- The task:
Identify and copy all lines of the material where the string "Romanos" is found.

○ ○ ○ ○ ○ ○ ○

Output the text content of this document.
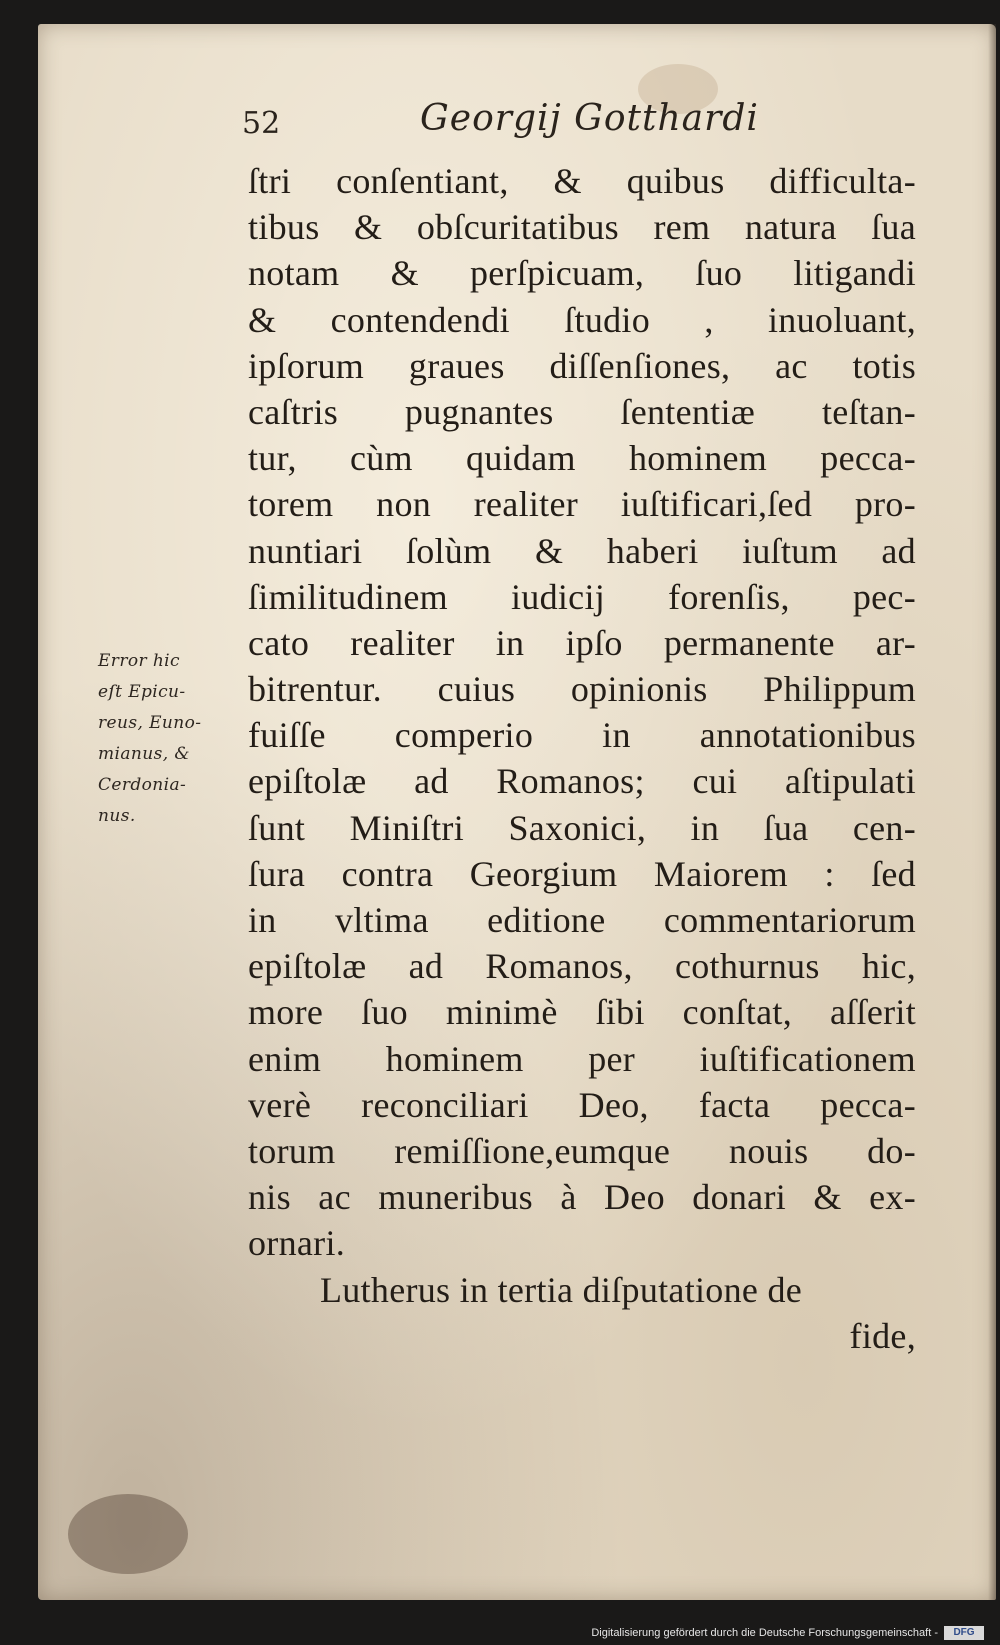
52	Georgij Gotthardi
ſtri conſentiant, & quibus difficulta-
tibus & obſcuritatibus rem natura ſua
notam & perſpicuam, ſuo litigandi
& contendendi ſtudio , inuoluant,
ipſorum graues diſſenſiones, ac totis
caſtris pugnantes ſententiæ teſtan-
tur, cùm quidam hominem pecca-
torem non realiter iuſtificari,ſed pro-
nuntiari ſolùm & haberi iuſtum ad
ſimilitudinem iudicij forenſis, pec-
cato realiter in ipſo permanente ar-
bitrentur. cuius opinionis Philippum
fuiſſe comperio in annotationibus
epiſtolæ ad Romanos; cui aſtipulati
ſunt Miniſtri Saxonici, in ſua cen-
ſura contra Georgium Maiorem : ſed
in vltima editione commentariorum
epiſtolæ ad Romanos, cothurnus hic,
more ſuo minimè ſibi conſtat, aſſerit
enim hominem per iuſtificationem
verè reconciliari Deo, facta pecca-
torum remiſſione,eumque nouis do-
nis ac muneribus à Deo donari & ex-
ornari.
Lutherus in tertia diſputatione de
fide,
Error hic
eſt Epicu-
reus, Euno-
mianus, &
Cerdonia-
nus.
Digitalisierung gefördert durch die Deutsche Forschungsgemeinschaft -	DFG
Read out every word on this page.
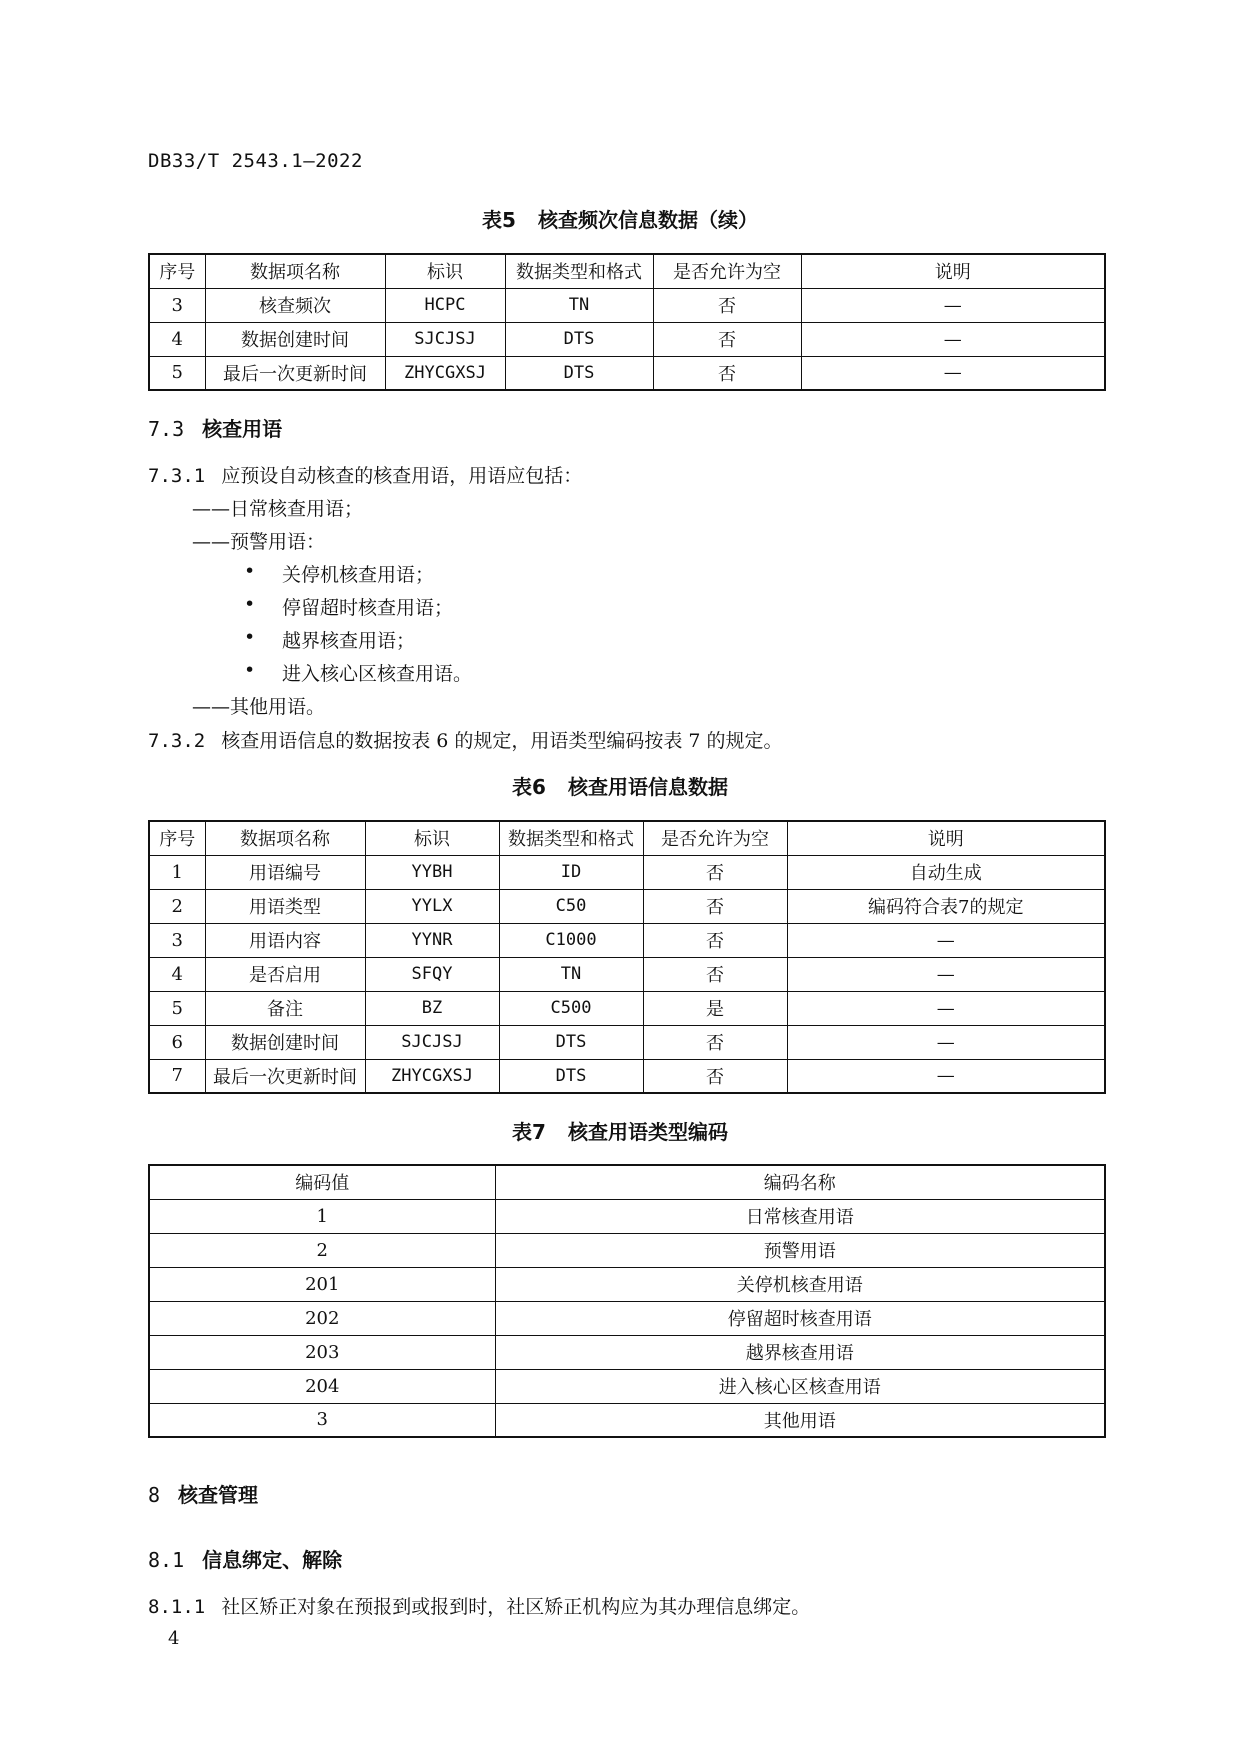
DB33/T 2543.1—2022
表5 核查频次信息数据（续）
序号	数据项名称	标识	数据类型和格式	是否允许为空	说明
3	核查频次	HCPC	TN	否	—
4	数据创建时间	SJCJSJ	DTS	否	—
5	最后一次更新时间	ZHYCGXSJ	DTS	否	—
7.3 核查用语
7.3.1 应预设自动核查的核查用语，用语应包括：
——日常核查用语；
——预警用语：
• 关停机核查用语；
• 停留超时核查用语；
• 越界核查用语；
• 进入核心区核查用语。
——其他用语。
7.3.2 核查用语信息的数据按表 6 的规定，用语类型编码按表 7 的规定。
表6 核查用语信息数据
序号	数据项名称	标识	数据类型和格式	是否允许为空	说明
1	用语编号	YYBH	ID	否	自动生成
2	用语类型	YYLX	C50	否	编码符合表7的规定
3	用语内容	YYNR	C1000	否	—
4	是否启用	SFQY	TN	否	—
5	备注	BZ	C500	是	—
6	数据创建时间	SJCJSJ	DTS	否	—
7	最后一次更新时间	ZHYCGXSJ	DTS	否	—
表7 核查用语类型编码
编码值	编码名称
1	日常核查用语
2	预警用语
201	关停机核查用语
202	停留超时核查用语
203	越界核查用语
204	进入核心区核查用语
3	其他用语
8 核查管理
8.1 信息绑定、解除
8.1.1 社区矫正对象在预报到或报到时，社区矫正机构应为其办理信息绑定。
4
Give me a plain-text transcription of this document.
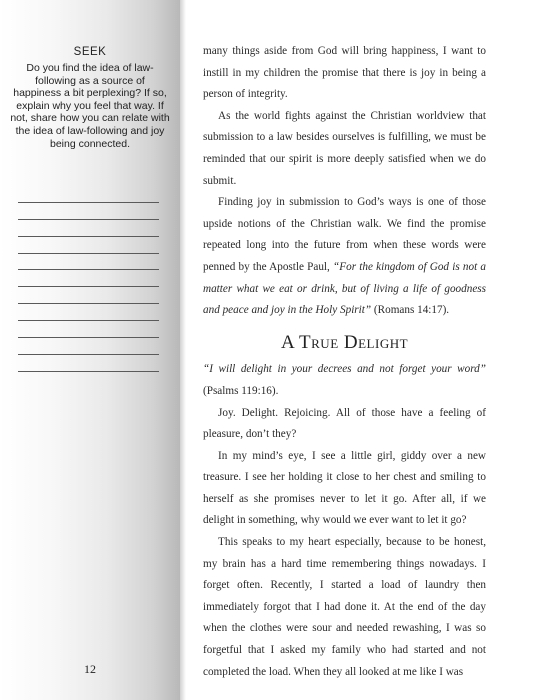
SEEK
Do you find the idea of law-following as a source of happiness a bit perplexing? If so, explain why you feel that way. If not, share how you can relate with the idea of law-following and joy being connected.
12

many things aside from God will bring happiness, I want to instill in my children the promise that there is joy in being a person of integrity.

As the world fights against the Christian worldview that submission to a law besides ourselves is fulfilling, we must be reminded that our spirit is more deeply satisfied when we do submit.

Finding joy in submission to God’s ways is one of those upside notions of the Christian walk. We find the promise repeated long into the future from when these words were penned by the Apostle Paul, “For the kingdom of God is not a matter what we eat or drink, but of living a life of goodness and peace and joy in the Holy Spirit” (Romans 14:17).

A True Delight

“I will delight in your decrees and not forget your word” (Psalms 119:16).

Joy. Delight. Rejoicing. All of those have a feeling of pleasure, don’t they?

In my mind’s eye, I see a little girl, giddy over a new treasure. I see her holding it close to her chest and smiling to herself as she promises never to let it go. After all, if we delight in something, why would we ever want to let it go?

This speaks to my heart especially, because to be honest, my brain has a hard time remembering things nowadays. I forget often. Recently, I started a load of laundry then immediately forgot that I had done it. At the end of the day when the clothes were sour and needed rewashing, I was so forgetful that I asked my family who had started and not completed the load. When they all looked at me like I was
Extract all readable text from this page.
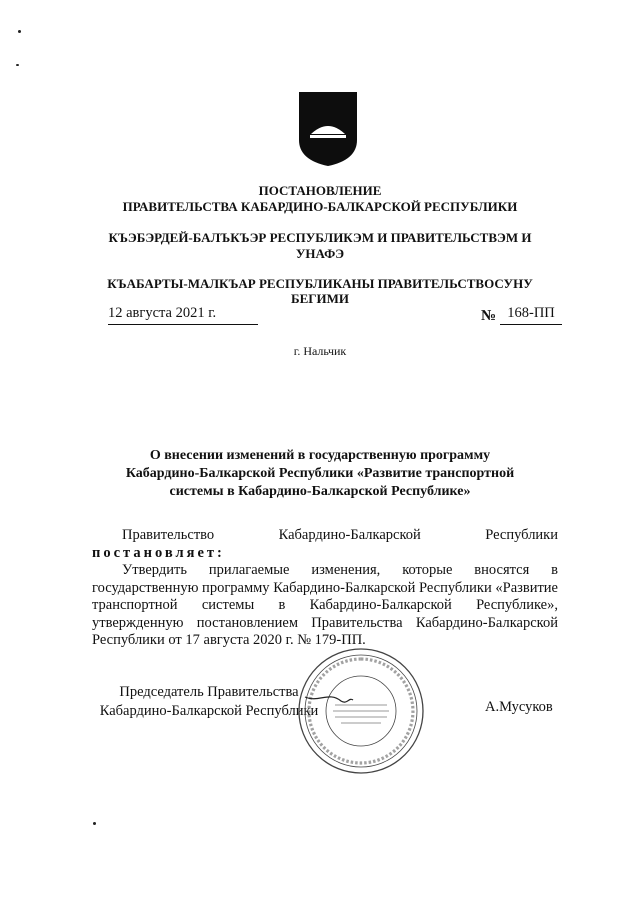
ПОСТАНОВЛЕНИЕ
ПРАВИТЕЛЬСТВА КАБАРДИНО-БАЛКАРСКОЙ РЕСПУБЛИКИ
КЪЭБЭРДЕЙ-БАЛЪКЪЭР РЕСПУБЛИКЭМ И ПРАВИТЕЛЬСТВЭМ И
УНАФЭ
КЪАБАРТЫ-МАЛКЪАР РЕСПУБЛИКАНЫ ПРАВИТЕЛЬСТВОСУНУ
БЕГИМИ
12 августа 2021 г.	№ 168-ПП
г. Нальчик
О внесении изменений в государственную программу
Кабардино-Балкарской Республики «Развитие транспортной
системы в Кабардино-Балкарской Республике»
Правительство	Кабардино-Балкарской	Республики
постановляет:
Утвердить прилагаемые изменения, которые вносятся в государственную программу Кабардино-Балкарской Республики «Развитие транспортной системы в Кабардино-Балкарской Республике», утвержденную постановлением Правительства Кабардино-Балкарской Республики от 17 августа 2020 г. № 179-ПП.
Председатель Правительства
Кабардино-Балкарской Республики	А.Мусуков
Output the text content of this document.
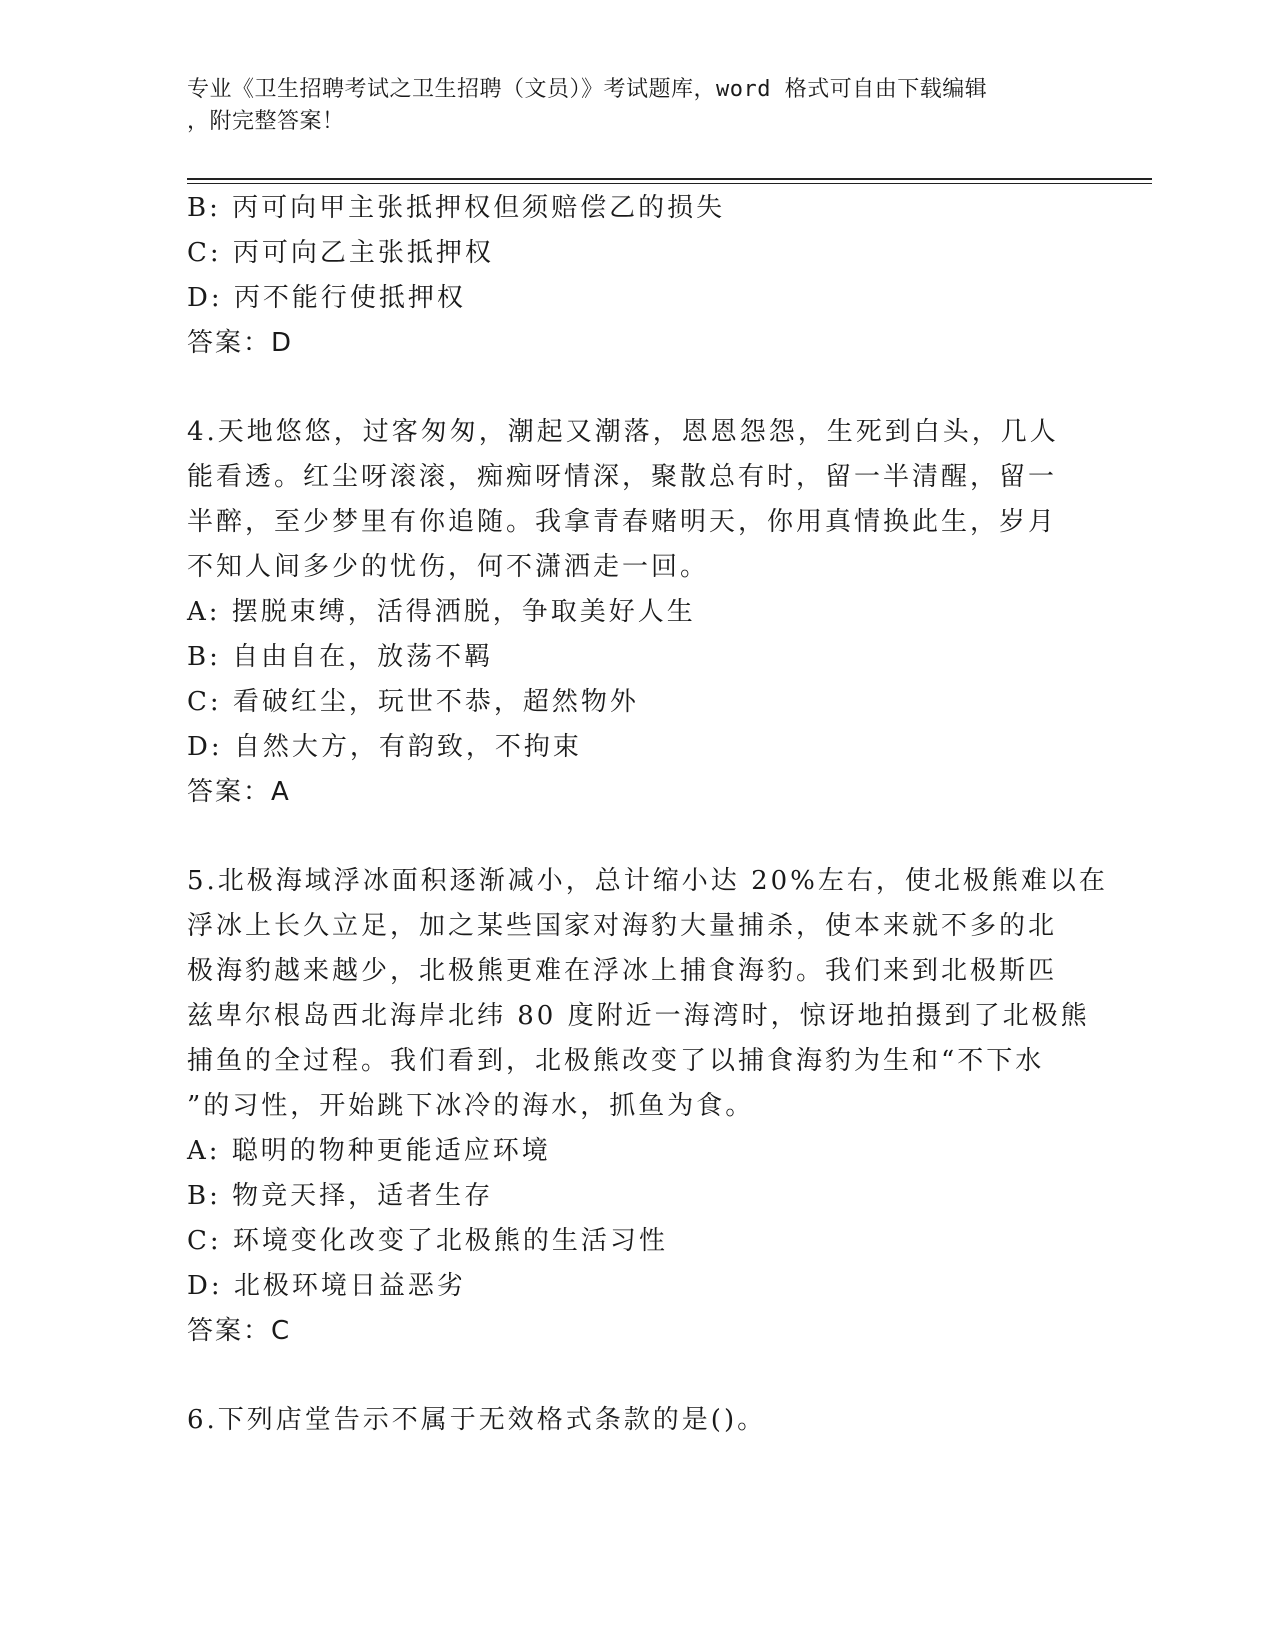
专业《卫生招聘考试之卫生招聘（文员）》考试题库，word 格式可自由下载编辑
，附完整答案！
B: 丙可向甲主张抵押权但须赔偿乙的损失
C: 丙可向乙主张抵押权
D: 丙不能行使抵押权
答案：D
4.天地悠悠，过客匆匆，潮起又潮落，恩恩怨怨，生死到白头，几人
能看透。红尘呀滚滚，痴痴呀情深，聚散总有时，留一半清醒，留一
半醉，至少梦里有你追随。我拿青春赌明天，你用真情换此生，岁月
不知人间多少的忧伤，何不潇洒走一回。
A: 摆脱束缚，活得洒脱，争取美好人生
B: 自由自在，放荡不羁
C: 看破红尘，玩世不恭，超然物外
D: 自然大方，有韵致，不拘束
答案：A
5.北极海域浮冰面积逐渐减小，总计缩小达 20%左右，使北极熊难以在
浮冰上长久立足，加之某些国家对海豹大量捕杀，使本来就不多的北
极海豹越来越少，北极熊更难在浮冰上捕食海豹。我们来到北极斯匹
兹卑尔根岛西北海岸北纬 80 度附近一海湾时，惊讶地拍摄到了北极熊
捕鱼的全过程。我们看到，北极熊改变了以捕食海豹为生和“不下水
”的习性，开始跳下冰冷的海水，抓鱼为食。
A: 聪明的物种更能适应环境
B: 物竞天择，适者生存
C: 环境变化改变了北极熊的生活习性
D: 北极环境日益恶劣
答案：C
6.下列店堂告示不属于无效格式条款的是()。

○ ○ ○ ○ ○ ○ ○

- Completed exercise:
epiſtolæ ad Romanos; cui aſtipulati
epiſtolæ ad Romanos, cothurnus hic,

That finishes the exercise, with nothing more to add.